##### Items

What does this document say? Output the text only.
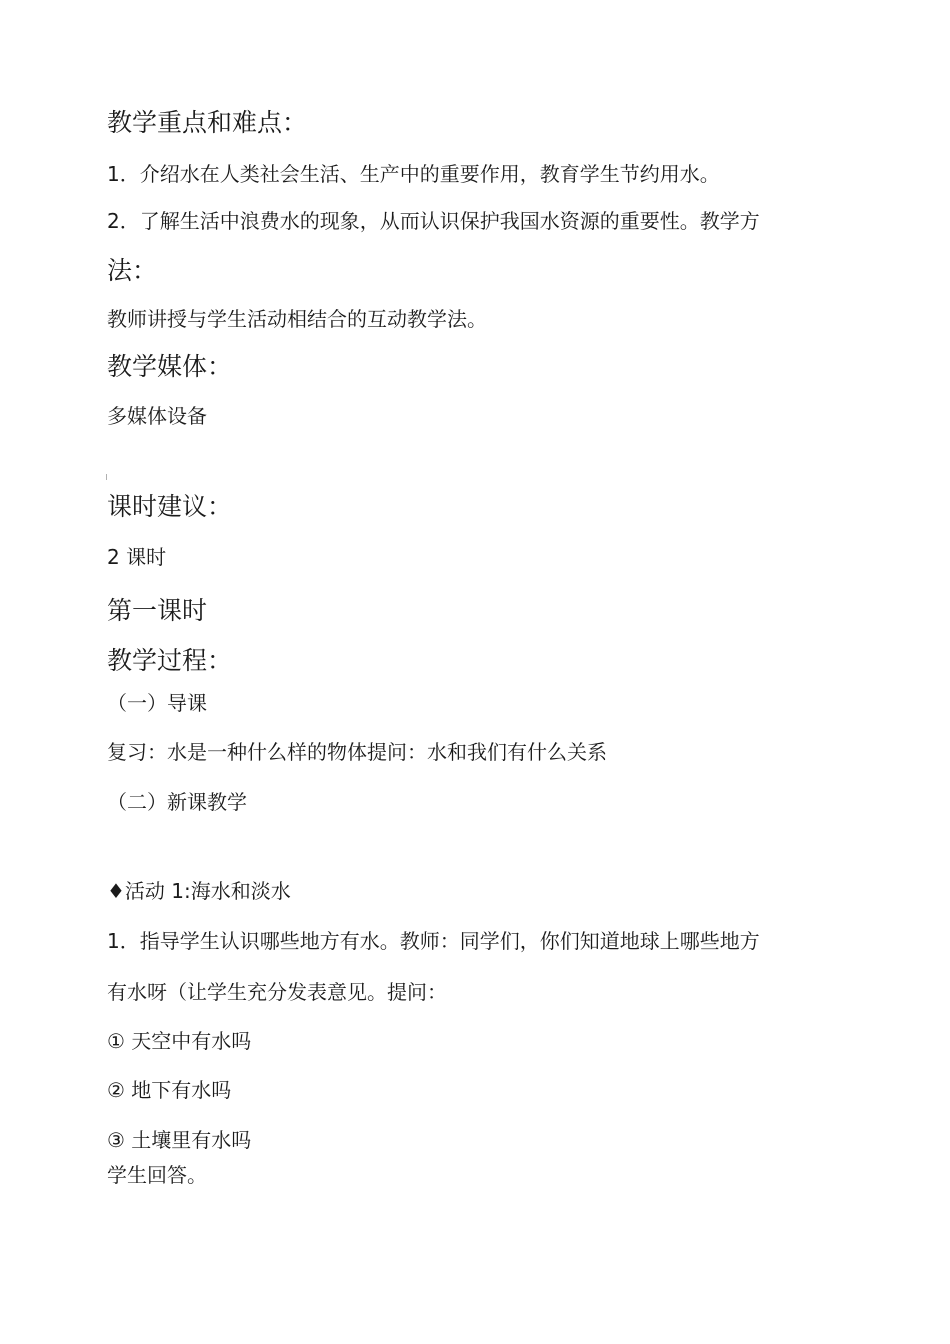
教学重点和难点：
1．介绍水在人类社会生活、生产中的重要作用，教育学生节约用水。
2．了解生活中浪费水的现象，从而认识保护我国水资源的重要性。教学方
法：
教师讲授与学生活动相结合的互动教学法。
教学媒体：
多媒体设备
课时建议：
2 课时
第一课时
教学过程：
（一）导课
复习：水是一种什么样的物体提问：水和我们有什么关系
（二）新课教学
♦活动 1:海水和淡水
1．指导学生认识哪些地方有水。教师：同学们，你们知道地球上哪些地方
有水呀（让学生充分发表意见。提问：
① 天空中有水吗
② 地下有水吗
③ 土壤里有水吗
学生回答。
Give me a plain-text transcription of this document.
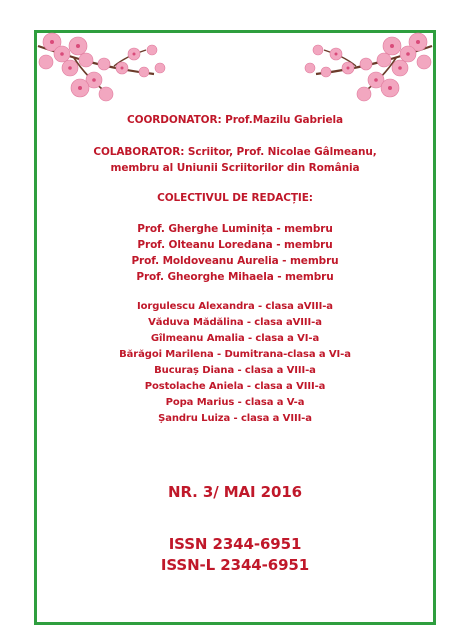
COORDONATOR: Prof.Mazilu Gabriela
COLABORATOR: Scriitor, Prof. Nicolae Gâlmeanu,
membru al Uniunii Scriitorilor din România
COLECTIVUL DE REDACȚIE:
Prof. Gherghe Luminița - membru
Prof. Olteanu Loredana - membru
Prof. Moldoveanu Aurelia - membru
Prof. Gheorghe Mihaela - membru
Iorgulescu Alexandra - clasa aVIII-a
Văduva Mădălina - clasa aVIII-a
Gîlmeanu Amalia - clasa a VI-a
Bărăgoi Marilena - Dumitrana-clasa a VI-a
Bucuraș Diana - clasa a VIII-a
Postolache Aniela - clasa a VIII-a
Popa Marius - clasa a V-a
Șandru Luiza - clasa a VIII-a
NR. 3/ MAI 2016
ISSN 2344-6951
ISSN-L 2344-6951
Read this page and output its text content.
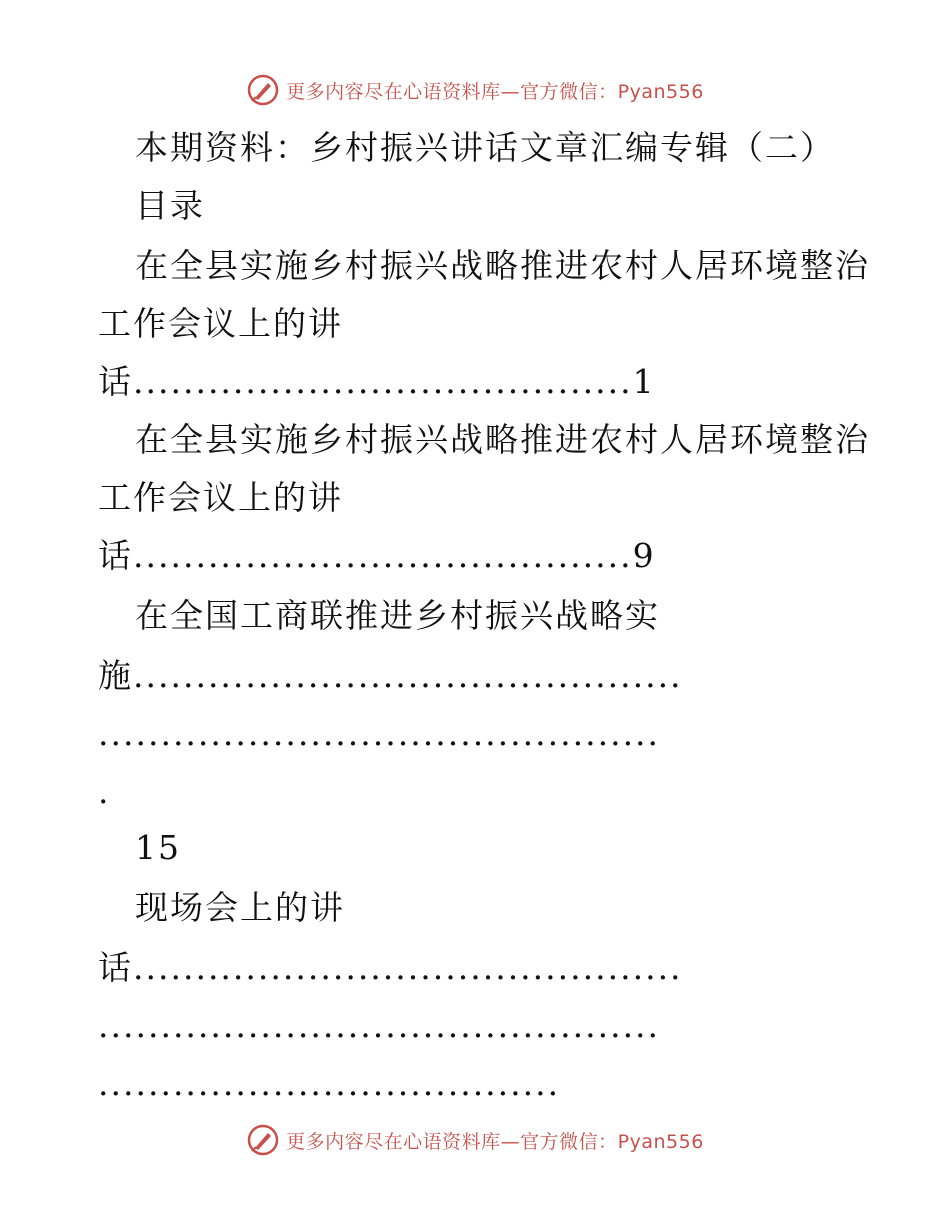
更多内容尽在心语资料库—官方微信：Pyan556
本期资料：乡村振兴讲话文章汇编专辑（二）
目录
在全县实施乡村振兴战略推进农村人居环境整治
工作会议上的讲
话........................................1
在全县实施乡村振兴战略推进农村人居环境整治
工作会议上的讲
话........................................9
在全国工商联推进乡村振兴战略实
施............................................
.............................................
.
15
现场会上的讲
话............................................
.............................................
.....................................
更多内容尽在心语资料库—官方微信：Pyan556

##########

The records above must be echoed exactly, minus their pictures.

- _Result below_
What does this document say? Output the text only.
教学重点和难点：
1．介绍水在人类社会生活、生产中的重要作用，教育学生节约用水。
2．了解生活中浪费水的现象，从而认识保护我国水资源的重要性。教学方
法：
教师讲授与学生活动相结合的互动教学法。
教学媒体：
多媒体设备
课时建议：
2 课时
第一课时
教学过程：
（一）导课
复习：水是一种什么样的物体提问：水和我们有什么关系
（二）新课教学
♦活动 1:海水和淡水
1．指导学生认识哪些地方有水。教师：同学们，你们知道地球上哪些地方
有水呀（让学生充分发表意见。提问：
① 天空中有水吗
② 地下有水吗
③ 土壤里有水吗
学生回答。
Give me a plain-text transcription of this document.
COORDONATOR: Prof.Mazilu Gabriela
COLABORATOR: Scriitor, Prof. Nicolae Gâlmeanu,
membru al Uniunii Scriitorilor din România
COLECTIVUL DE REDACȚIE:
Prof. Gherghe Luminița - membru
Prof. Olteanu Loredana - membru
Prof. Moldoveanu Aurelia - membru
Prof. Gheorghe Mihaela - membru
Iorgulescu Alexandra - clasa aVIII-a
Văduva Mădălina - clasa aVIII-a
Gîlmeanu Amalia - clasa a VI-a
Bărăgoi Marilena - Dumitrana-clasa a VI-a
Bucuraș Diana - clasa a VIII-a
Postolache Aniela - clasa a VIII-a
Popa Marius - clasa a V-a
Șandru Luiza - clasa a VIII-a
NR. 3/ MAI 2016
ISSN 2344-6951
ISSN-L 2344-6951
Read this page and output its text content.
更多内容尽在心语资料库—官方微信：Pyan556
本期资料：乡村振兴讲话文章汇编专辑（二）
目录
在全县实施乡村振兴战略推进农村人居环境整治
工作会议上的讲
话........................................1
在全县实施乡村振兴战略推进农村人居环境整治
工作会议上的讲
话........................................9
在全国工商联推进乡村振兴战略实
施............................................
.............................................
.
15
现场会上的讲
话............................................
.............................................
.....................................
更多内容尽在心语资料库—官方微信：Pyan556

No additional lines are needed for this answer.